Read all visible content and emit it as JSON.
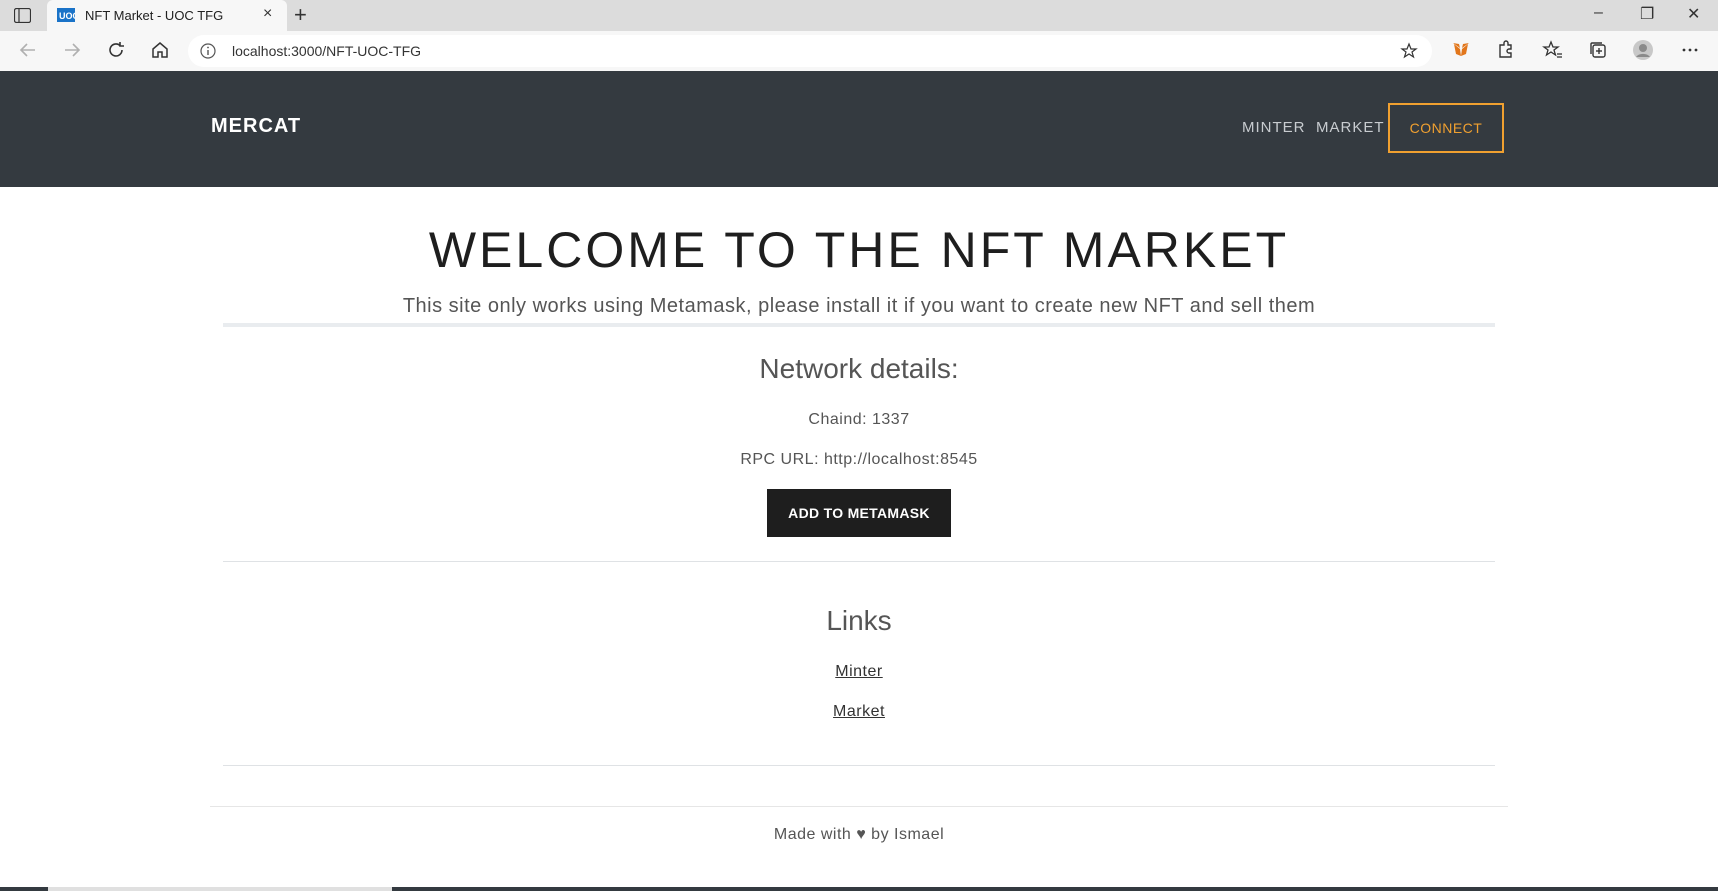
{
  "browser": {
    "tab_title": "NFT Market - UOC TFG",
    "url": "localhost:3000/NFT-UOC-TFG",
    "new_tab": "+",
    "close_tab": "×",
    "window_controls": [
      "–",
      "❐",
      "✕"
    ]
  },
  "header": {
    "brand": "MERCAT",
    "nav": [
      "MINTER",
      "MARKET"
    ],
    "connect_label": "CONNECT",
    "accent_color": "#f0a030",
    "background": "#343a40"
  },
  "hero": {
    "title": "WELCOME TO THE NFT MARKET",
    "subtitle": "This site only works using Metamask, please install it if you want to create new NFT and sell them"
  },
  "network": {
    "heading": "Network details:",
    "chain_id": "Chaind: 1337",
    "rpc_url": "RPC URL: http://localhost:8545",
    "button_label": "ADD TO METAMASK"
  },
  "links": {
    "heading": "Links",
    "items": [
      "Minter",
      "Market"
    ]
  },
  "footer": {
    "text": "Made with ♥ by Ismael"
  }
}
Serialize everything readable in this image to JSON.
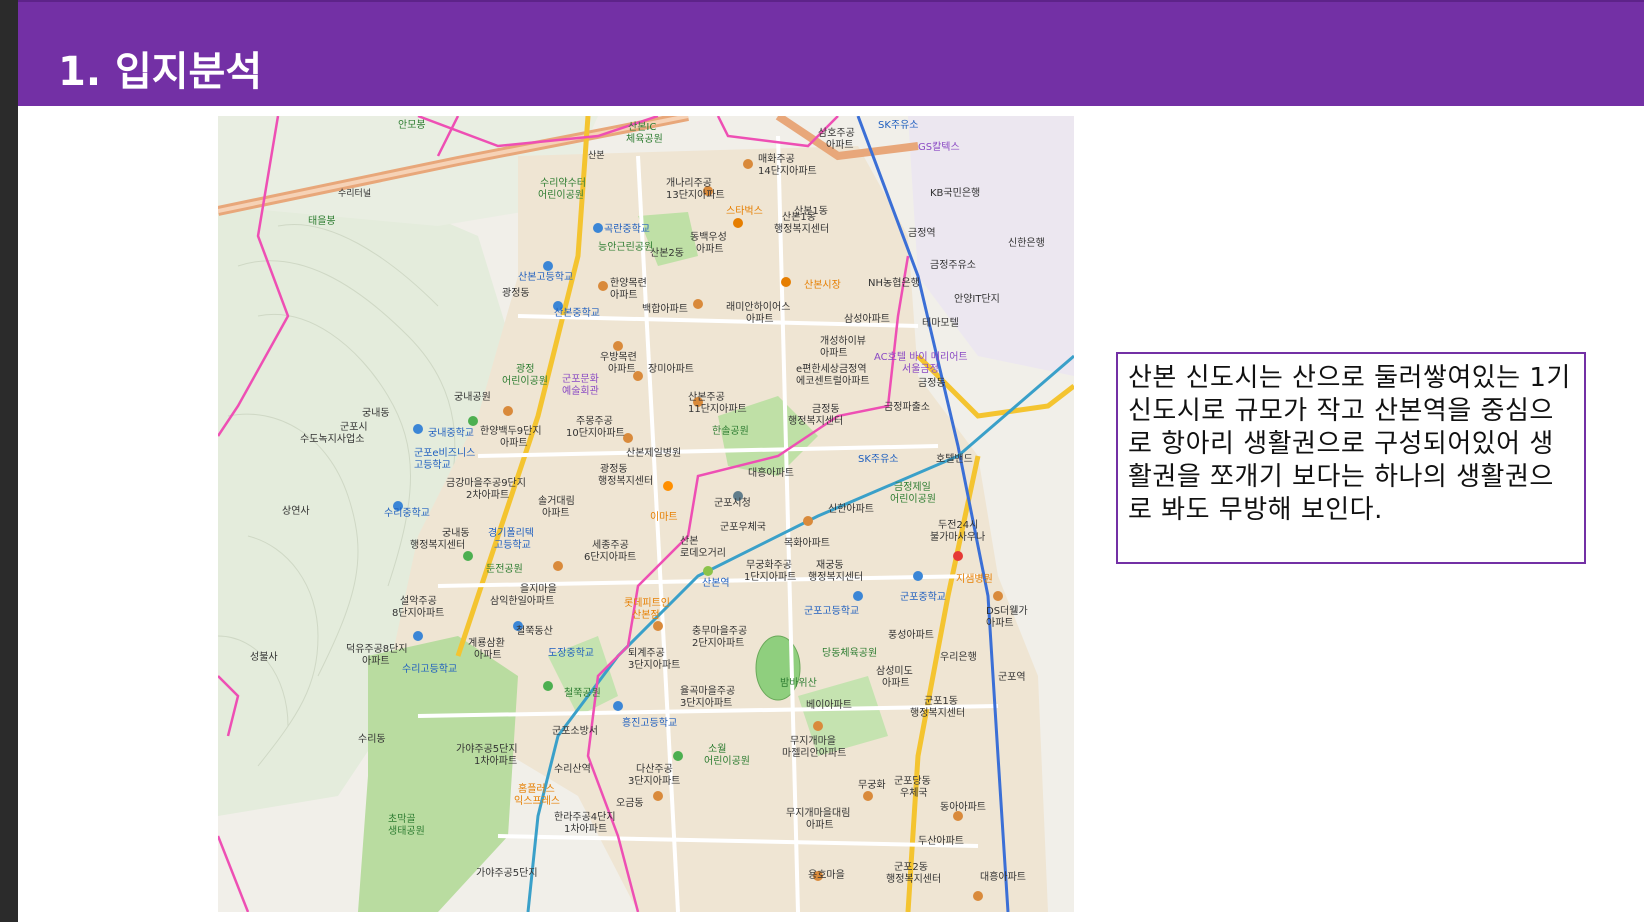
{
  "slide": {
    "title": "1. 입지분석",
    "description": "산본 신도시는 산으로 둘러쌓여있는 1기 신도시로 규모가 작고 산본역을 중심으로 항아리 생활권으로 구성되어있어 생활권을 쪼개기 보다는 하나의 생활권으로 봐도 무방해 보인다."
  },
  "map": {
    "labels": {
      "sanbon_ic": "산본IC",
      "sanbon_ic_park": "체육공원",
      "maehwa14": "매화주공",
      "maehwa14b": "14단지아파트",
      "gaenari13": "개나리주공",
      "gaenari13b": "13단지아파트",
      "sanbon1dong": "산본1동",
      "sanbon1center": "산본1동",
      "sanbon1center_b": "행정복지센터",
      "starbucks": "스타벅스",
      "gokran_ms": "곡란중학교",
      "dongbaek": "동백우성",
      "dongbaek_b": "아파트",
      "sanbon2dong": "산본2동",
      "neungan_park": "능안근린공원",
      "sanbon_hs": "산본고등학교",
      "hanyang": "한양목련",
      "hanyang_b": "아파트",
      "gwangjeong": "광정동",
      "sanbon_ms": "산본중학교",
      "baekhap": "백합아파트",
      "raemian": "래미안하이어스",
      "raemian_b": "아파트",
      "sanbon_market": "산본시장",
      "nh_bank": "NH농협은행",
      "samsung_apt": "삼성아파트",
      "temamotel": "테마모텔",
      "geumjeong_station": "금정역",
      "kb_bank": "KB국민은행",
      "sk_gas": "SK주유소",
      "gs_caltex": "GS칼텍스",
      "shinhan": "신한은행",
      "anyang_it": "안양IT단지",
      "woobang": "우방목련",
      "woobang_b": "아파트",
      "jangmi": "장미아파트",
      "gwangjeong_park": "광정",
      "gwangjeong_park_b": "어린이공원",
      "gunpo_culture": "군포문화",
      "gunpo_culture_b": "예술회관",
      "gungnae_park": "궁내공원",
      "gungnae_dong": "궁내동",
      "gunpo_office": "군포시",
      "gunpo_office_b": "수도녹지사업소",
      "gungnae_ms": "궁내중학교",
      "hanyang9": "한양백두9단지",
      "hanyang9_b": "아파트",
      "jumong10": "주몽주공",
      "jumong10_b": "10단지아파트",
      "sanbon11": "산본주공",
      "sanbon11_b": "11단지아파트",
      "hansol_park": "한솔공원",
      "geumjeong_dong": "금정동",
      "geumjeong_center": "행정복지센터",
      "gunpo_e_biz": "군포e비즈니스",
      "gunpo_e_biz_b": "고등학교",
      "sanbon_hospital": "산본제일병원",
      "geumgang9": "금강마을주공9단지",
      "geumgang9_b": "2차아파트",
      "gwangjeong_center": "광정동",
      "gwangjeong_center_b": "행정복지센터",
      "daeheung": "대흥아파트",
      "sangyeonsa": "상연사",
      "suri_ms": "수리중학교",
      "solgeo": "솔거대림",
      "solgeo_b": "아파트",
      "emart": "이마트",
      "gunpo_cityhall": "군포시청",
      "gunpo_post": "군포우체국",
      "shinhwa": "신한아파트",
      "sk_gas2": "SK주유소",
      "hotel": "호텔밴드",
      "gyeonggi_poly": "경기폴리텍",
      "gyeonggi_poly_b": "고등학교",
      "gungnae_center": "궁내동",
      "gungnae_center_b": "행정복지센터",
      "sejong6": "세종주공",
      "sejong6_b": "6단지아파트",
      "sanbon_lotte": "산본",
      "sanbon_lotte_b": "로데오거리",
      "mokhwa": "목화아파트",
      "dunjeon_park": "둔전공원",
      "eulji": "을지마을",
      "eulji_b": "삼익한일아파트",
      "sanbon_station": "산본역",
      "mugunghwa1": "무궁화주공",
      "mugunghwa1_b": "1단지아파트",
      "jaegung_center": "재궁동",
      "jaegung_center_b": "행정복지센터",
      "gunpo_hs": "군포고등학교",
      "gunpo_ms": "군포중학교",
      "jisaem": "지샘병원",
      "ds_apt": "DS더웰가",
      "ds_apt_b": "아파트",
      "seolak8": "설악주공",
      "seolak8_b": "8단지아파트",
      "lotte_fit": "롯데피트인",
      "lotte_fit_b": "산본점",
      "cheolchuk": "철쭉동산",
      "dojang_ms": "도장중학교",
      "chungmu2": "충무마을주공",
      "chungmu2_b": "2단지아파트",
      "pungseong": "풍성아파트",
      "dangdong_park": "당동체육공원",
      "woori": "우리은행",
      "seongbulsa": "성불사",
      "deokyu8": "덕유주공8단지",
      "deokyu8_b": "아파트",
      "suri_hs": "수리고등학교",
      "gyeryong": "계룡삼환",
      "gyeryong_b": "아파트",
      "toegye3": "퇴계주공",
      "toegye3_b": "3단지아파트",
      "sammido": "삼성미도",
      "sammido_b": "아파트",
      "gunpo_station": "군포역",
      "cheoljuk_park": "철쭉공원",
      "yulgok3": "율곡마을주공",
      "yulgok3_b": "3단지아파트",
      "bambwisan": "밤바위산",
      "bei_apt": "베이아파트",
      "gunpo1_center": "군포1동",
      "gunpo1_center_b": "행정복지센터",
      "suridong": "수리동",
      "gunpo_fire": "군포소방서",
      "heungjin_hs": "흥진고등학교",
      "gaya5": "가야주공5단지",
      "gaya5_b": "1차아파트",
      "surisan_station": "수리산역",
      "soweol_park": "소월",
      "soweol_park_b": "어린이공원",
      "mujigae": "무지개마을",
      "mujigae_b": "마젤리안아파트",
      "dasan3": "다산주공",
      "dasan3_b": "3단지아파트",
      "homeplus": "홈플러스",
      "homeplus_b": "익스프레스",
      "ogeum": "오금동",
      "mugunghwa": "무궁화",
      "gunpo_dangdong": "군포당동",
      "gunpo_dangdong_b": "우체국",
      "donga": "동아아파트",
      "choman_park": "초막골",
      "choman_park_b": "생태공원",
      "halla4": "한라주공4단지",
      "halla4_b": "1차아파트",
      "mujigae_daelim": "무지개마을대림",
      "mujigae_daelim_b": "아파트",
      "dusan": "두산아파트",
      "gaya5_2": "가야주공5단지",
      "yongho": "용호마을",
      "gunpo2_center": "군포2동",
      "gunpo2_center_b": "행정복지센터",
      "daeheung2": "대흥아파트",
      "ac_hotel": "AC호텔 바이 메리어트",
      "ac_hotel_b": "서울금정",
      "geumjeong_dong2": "금정동",
      "geumjeong_police": "금정파출소",
      "geumjeong_gas": "금정주유소",
      "geumjeong_park": "금정제일",
      "geumjeong_park_b": "어린이공원",
      "dujeon24": "두전24시",
      "dujeon24_b": "불가마사우나",
      "sanbon_seyeong": "e편한세상금정역",
      "sanbon_seyeong_b": "에코센트럴아파트",
      "gaeseong": "개성하이뷰",
      "gaeseong_b": "아파트",
      "sanbon_park_top": "안모봉",
      "suri_park": "수리약수터",
      "suri_park_b": "어린이공원",
      "suri_tunnel": "수리터널",
      "taeeulbong": "태을봉",
      "samho": "삼호주공",
      "samho_b": "아파트",
      "sanbon_label": "산본"
    },
    "colors": {
      "boundary": "#ee4fb4",
      "highway": "#e8a77a",
      "rail_blue": "#3b6fd6",
      "rail_teal": "#3aa0c9",
      "road_yellow": "#f4c430",
      "forest": "#dce9d2",
      "park": "#a9d48f",
      "urban": "#efe3cf"
    }
  }
}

**AIM:** Counting only lines of the data above that hold "heading", report the total and nothing else.

**RESULT:** 2